** start of MATERIAL FOR THIS TASK **

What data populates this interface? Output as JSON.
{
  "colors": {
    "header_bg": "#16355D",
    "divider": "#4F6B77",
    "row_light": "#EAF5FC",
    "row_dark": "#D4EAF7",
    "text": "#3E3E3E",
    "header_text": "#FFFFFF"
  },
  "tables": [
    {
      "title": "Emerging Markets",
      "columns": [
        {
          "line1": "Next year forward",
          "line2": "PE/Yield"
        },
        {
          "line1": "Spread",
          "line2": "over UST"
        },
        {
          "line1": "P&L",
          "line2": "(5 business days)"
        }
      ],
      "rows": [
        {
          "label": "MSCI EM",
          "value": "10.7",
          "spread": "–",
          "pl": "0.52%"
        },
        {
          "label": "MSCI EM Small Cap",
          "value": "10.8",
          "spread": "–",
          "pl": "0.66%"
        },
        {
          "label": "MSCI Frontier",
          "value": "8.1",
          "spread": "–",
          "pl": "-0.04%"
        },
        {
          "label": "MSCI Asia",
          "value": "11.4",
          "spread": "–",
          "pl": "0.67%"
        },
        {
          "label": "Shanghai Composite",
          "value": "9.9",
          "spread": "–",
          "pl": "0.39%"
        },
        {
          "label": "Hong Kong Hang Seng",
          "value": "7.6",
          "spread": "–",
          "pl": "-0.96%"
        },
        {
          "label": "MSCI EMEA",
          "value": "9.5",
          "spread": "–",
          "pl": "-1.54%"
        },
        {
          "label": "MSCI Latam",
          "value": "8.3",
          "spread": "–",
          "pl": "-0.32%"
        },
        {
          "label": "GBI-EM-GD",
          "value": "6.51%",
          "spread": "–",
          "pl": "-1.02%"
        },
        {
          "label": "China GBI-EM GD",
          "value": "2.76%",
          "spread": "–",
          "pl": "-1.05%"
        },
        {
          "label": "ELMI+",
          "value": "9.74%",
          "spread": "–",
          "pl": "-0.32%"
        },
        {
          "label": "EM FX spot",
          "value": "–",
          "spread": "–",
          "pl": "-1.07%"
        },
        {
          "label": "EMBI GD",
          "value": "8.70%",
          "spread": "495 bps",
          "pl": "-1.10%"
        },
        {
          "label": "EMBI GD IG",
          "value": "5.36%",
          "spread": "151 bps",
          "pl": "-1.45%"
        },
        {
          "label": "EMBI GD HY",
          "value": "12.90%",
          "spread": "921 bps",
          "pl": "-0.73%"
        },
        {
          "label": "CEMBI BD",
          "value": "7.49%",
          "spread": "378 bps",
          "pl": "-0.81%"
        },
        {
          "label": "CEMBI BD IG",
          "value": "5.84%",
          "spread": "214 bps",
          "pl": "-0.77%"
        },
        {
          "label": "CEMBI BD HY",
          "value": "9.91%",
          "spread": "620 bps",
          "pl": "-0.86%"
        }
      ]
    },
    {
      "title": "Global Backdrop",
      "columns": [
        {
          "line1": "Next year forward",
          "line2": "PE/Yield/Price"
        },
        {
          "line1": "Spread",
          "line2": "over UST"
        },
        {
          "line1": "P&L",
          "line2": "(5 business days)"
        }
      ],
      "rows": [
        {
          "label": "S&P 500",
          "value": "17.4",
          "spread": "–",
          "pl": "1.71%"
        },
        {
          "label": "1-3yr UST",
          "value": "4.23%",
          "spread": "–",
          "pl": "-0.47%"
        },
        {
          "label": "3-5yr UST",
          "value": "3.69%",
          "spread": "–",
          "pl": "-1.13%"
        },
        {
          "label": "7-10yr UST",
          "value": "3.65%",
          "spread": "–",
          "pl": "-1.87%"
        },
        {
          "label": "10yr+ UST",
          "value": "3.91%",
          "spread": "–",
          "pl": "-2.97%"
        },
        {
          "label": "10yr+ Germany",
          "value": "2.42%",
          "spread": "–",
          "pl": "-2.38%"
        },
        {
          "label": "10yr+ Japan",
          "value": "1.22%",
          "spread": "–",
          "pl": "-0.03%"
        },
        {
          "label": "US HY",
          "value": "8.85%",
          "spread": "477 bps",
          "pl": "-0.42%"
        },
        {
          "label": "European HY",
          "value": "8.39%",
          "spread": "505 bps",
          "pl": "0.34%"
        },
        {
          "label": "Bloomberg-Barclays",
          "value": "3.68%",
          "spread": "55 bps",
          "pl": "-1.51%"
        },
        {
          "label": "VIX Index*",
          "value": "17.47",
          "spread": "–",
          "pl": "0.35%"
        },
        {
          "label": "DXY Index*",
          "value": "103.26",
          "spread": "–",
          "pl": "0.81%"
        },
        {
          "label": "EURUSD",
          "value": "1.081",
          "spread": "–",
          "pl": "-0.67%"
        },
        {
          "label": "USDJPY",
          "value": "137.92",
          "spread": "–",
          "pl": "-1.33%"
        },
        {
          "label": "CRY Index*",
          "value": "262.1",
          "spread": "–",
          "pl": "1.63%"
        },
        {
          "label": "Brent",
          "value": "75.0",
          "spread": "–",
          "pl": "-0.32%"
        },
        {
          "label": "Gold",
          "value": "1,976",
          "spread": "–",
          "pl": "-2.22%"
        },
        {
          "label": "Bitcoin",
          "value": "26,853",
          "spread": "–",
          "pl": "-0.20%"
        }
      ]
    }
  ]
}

** end of MATERIAL FOR THIS TASK **

== PROBLEM DETAILS ==
Using the material above, gather every line that includes "MSCI".

== RESPONSE BELOW ==
          "label": "MSCI EM",
          "label": "MSCI EM Small Cap",
          "label": "MSCI Frontier",
          "label": "MSCI Asia",
          "label": "MSCI EMEA",
          "label": "MSCI Latam",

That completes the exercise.